» GIVEN TASK: Reproduce the material word for word; the images stay out.

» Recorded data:

****

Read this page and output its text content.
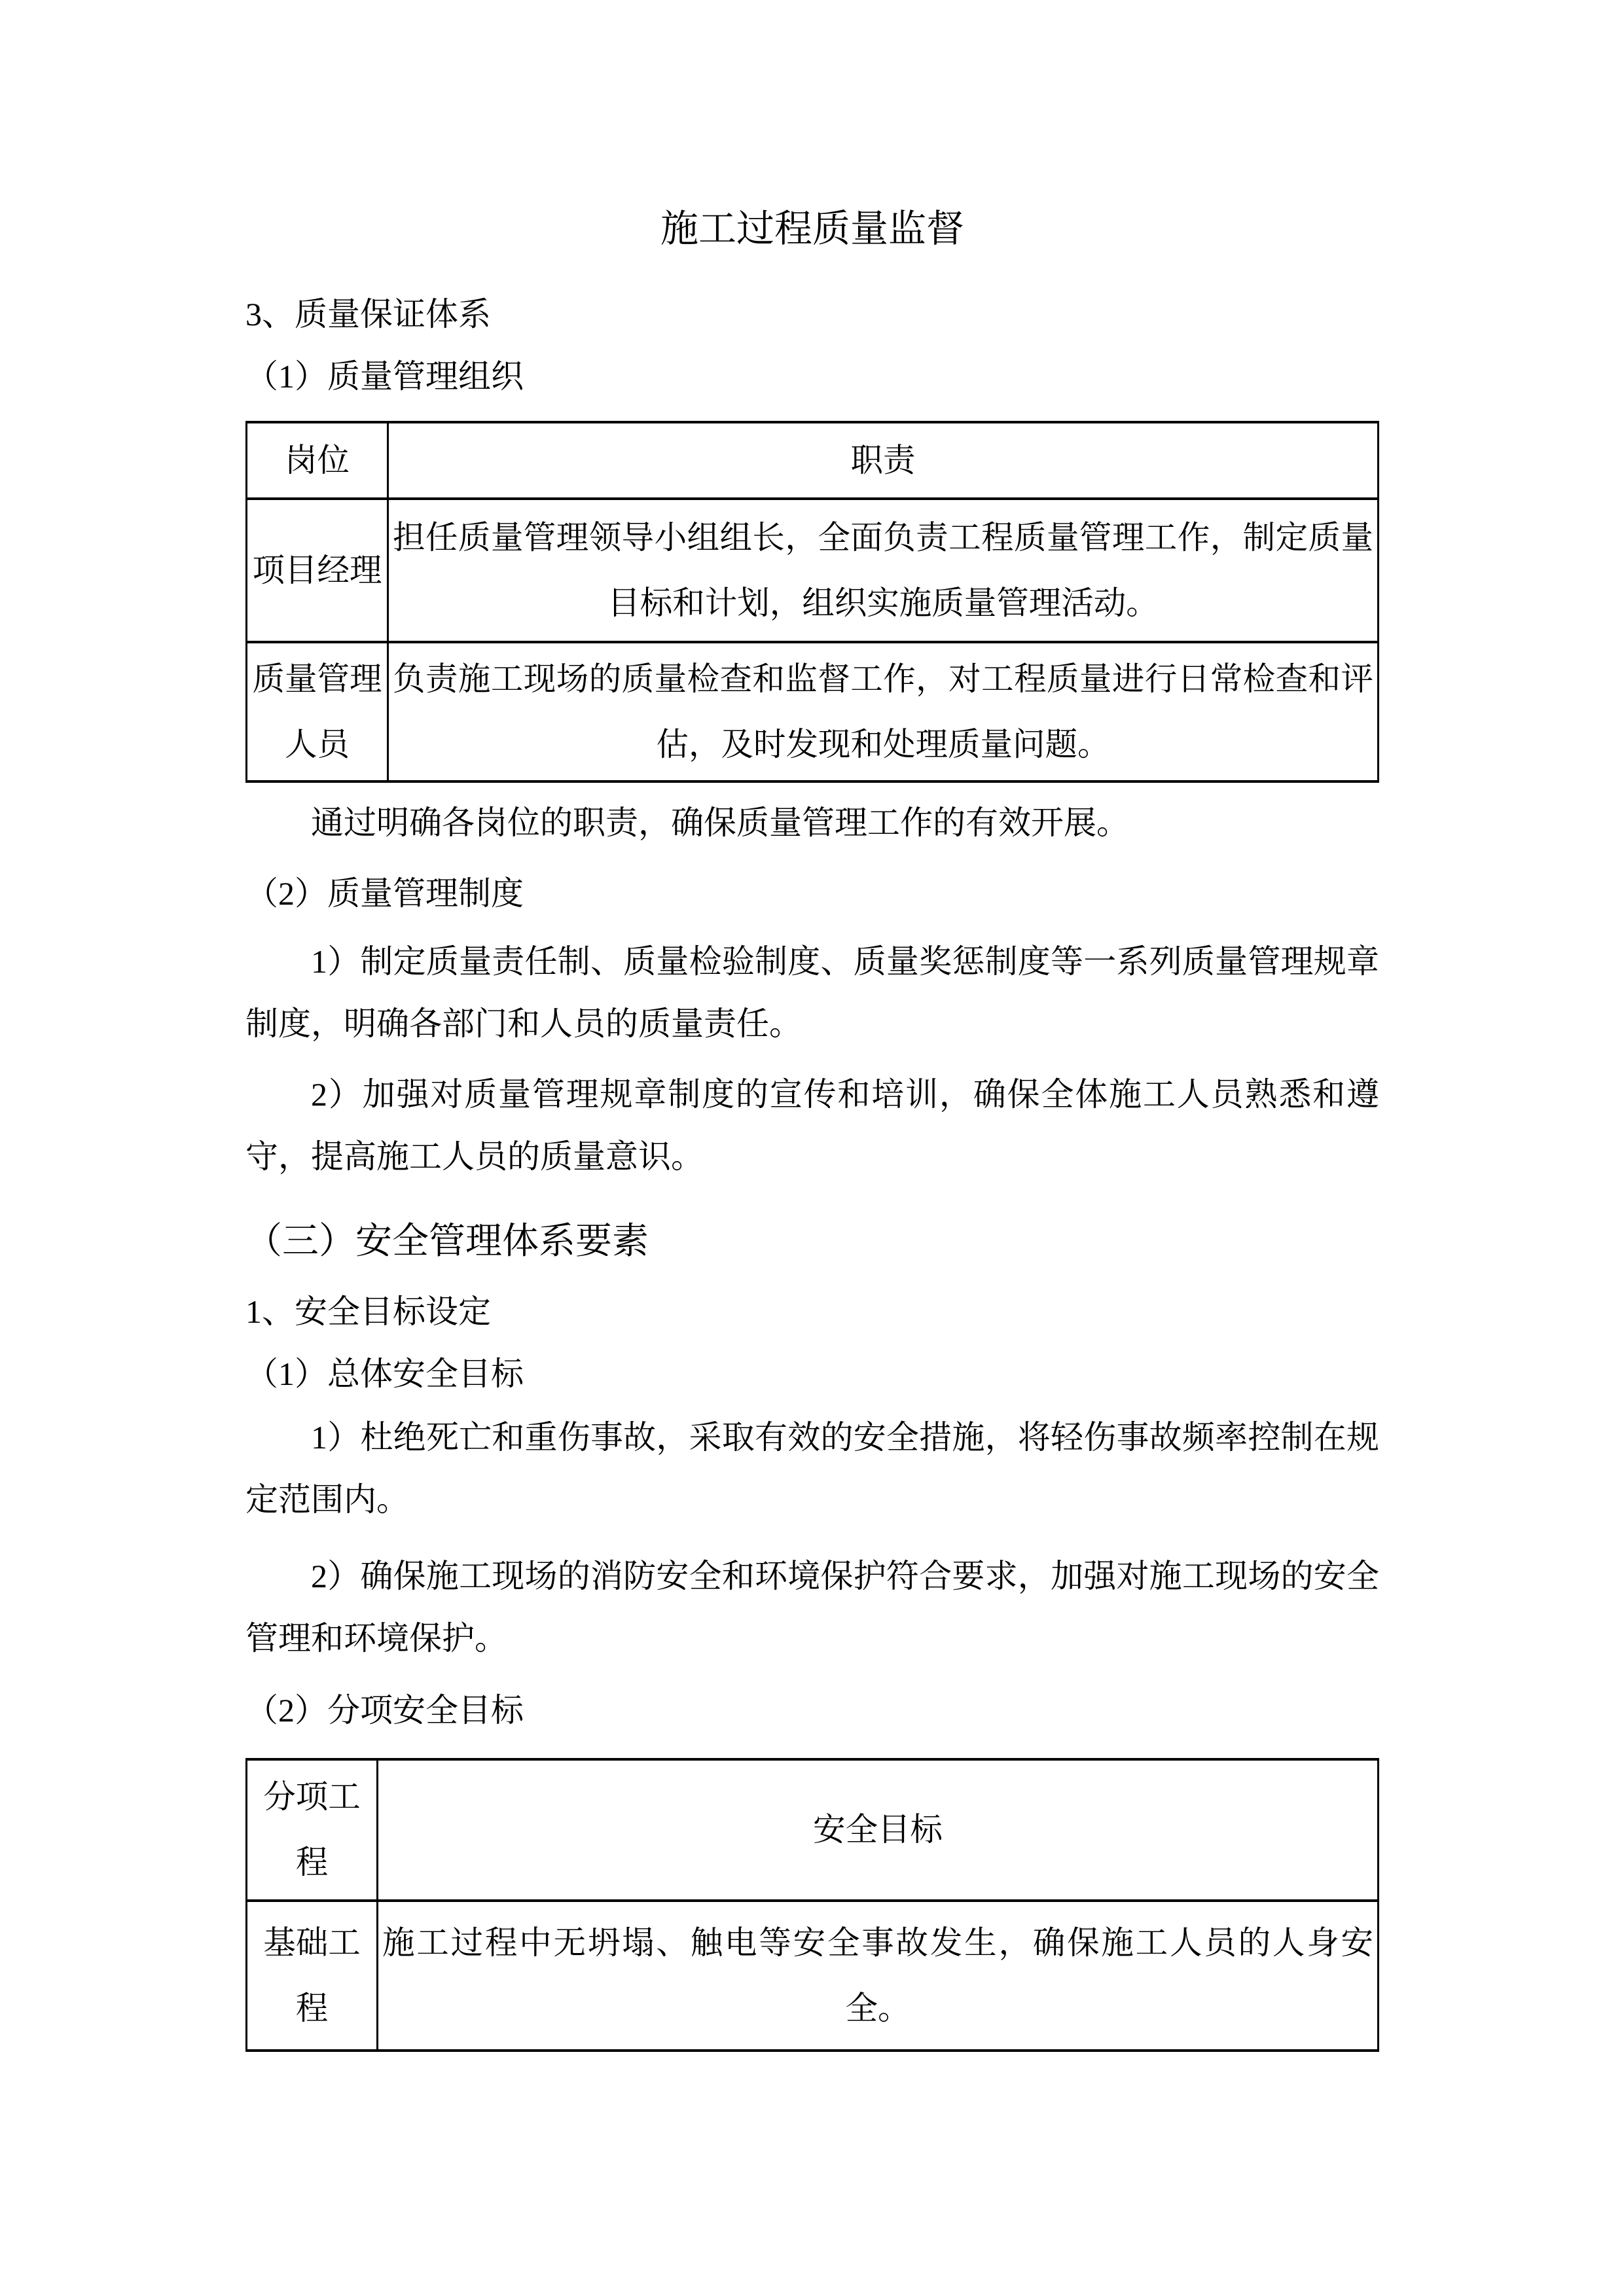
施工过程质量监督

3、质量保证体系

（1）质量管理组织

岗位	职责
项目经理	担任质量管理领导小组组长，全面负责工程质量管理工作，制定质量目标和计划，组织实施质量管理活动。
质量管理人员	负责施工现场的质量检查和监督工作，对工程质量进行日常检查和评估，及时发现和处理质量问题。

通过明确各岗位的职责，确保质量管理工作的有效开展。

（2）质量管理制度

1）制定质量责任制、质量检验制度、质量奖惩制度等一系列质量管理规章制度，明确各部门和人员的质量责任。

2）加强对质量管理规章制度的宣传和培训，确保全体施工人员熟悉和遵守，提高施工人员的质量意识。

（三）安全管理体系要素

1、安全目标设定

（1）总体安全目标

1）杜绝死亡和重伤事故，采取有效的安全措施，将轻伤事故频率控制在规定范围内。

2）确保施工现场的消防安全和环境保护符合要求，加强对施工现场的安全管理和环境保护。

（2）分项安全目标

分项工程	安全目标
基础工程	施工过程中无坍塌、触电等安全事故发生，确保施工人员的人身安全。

****

» COMPLETE RESPONSE:
Read this page and output its text content.
施工过程质量监督

3、质量保证体系

（1）质量管理组织

岗位	职责
项目经理	担任质量管理领导小组组长，全面负责工程质量管理工作，制定质量目标和计划，组织实施质量管理活动。
质量管理人员	负责施工现场的质量检查和监督工作，对工程质量进行日常检查和评估，及时发现和处理质量问题。

通过明确各岗位的职责，确保质量管理工作的有效开展。

（2）质量管理制度

1）制定质量责任制、质量检验制度、质量奖惩制度等一系列质量管理规章制度，明确各部门和人员的质量责任。

2）加强对质量管理规章制度的宣传和培训，确保全体施工人员熟悉和遵守，提高施工人员的质量意识。

（三）安全管理体系要素

1、安全目标设定

（1）总体安全目标

1）杜绝死亡和重伤事故，采取有效的安全措施，将轻伤事故频率控制在规定范围内。

2）确保施工现场的消防安全和环境保护符合要求，加强对施工现场的安全管理和环境保护。

（2）分项安全目标

分项工程	安全目标
基础工程	施工过程中无坍塌、触电等安全事故发生，确保施工人员的人身安全。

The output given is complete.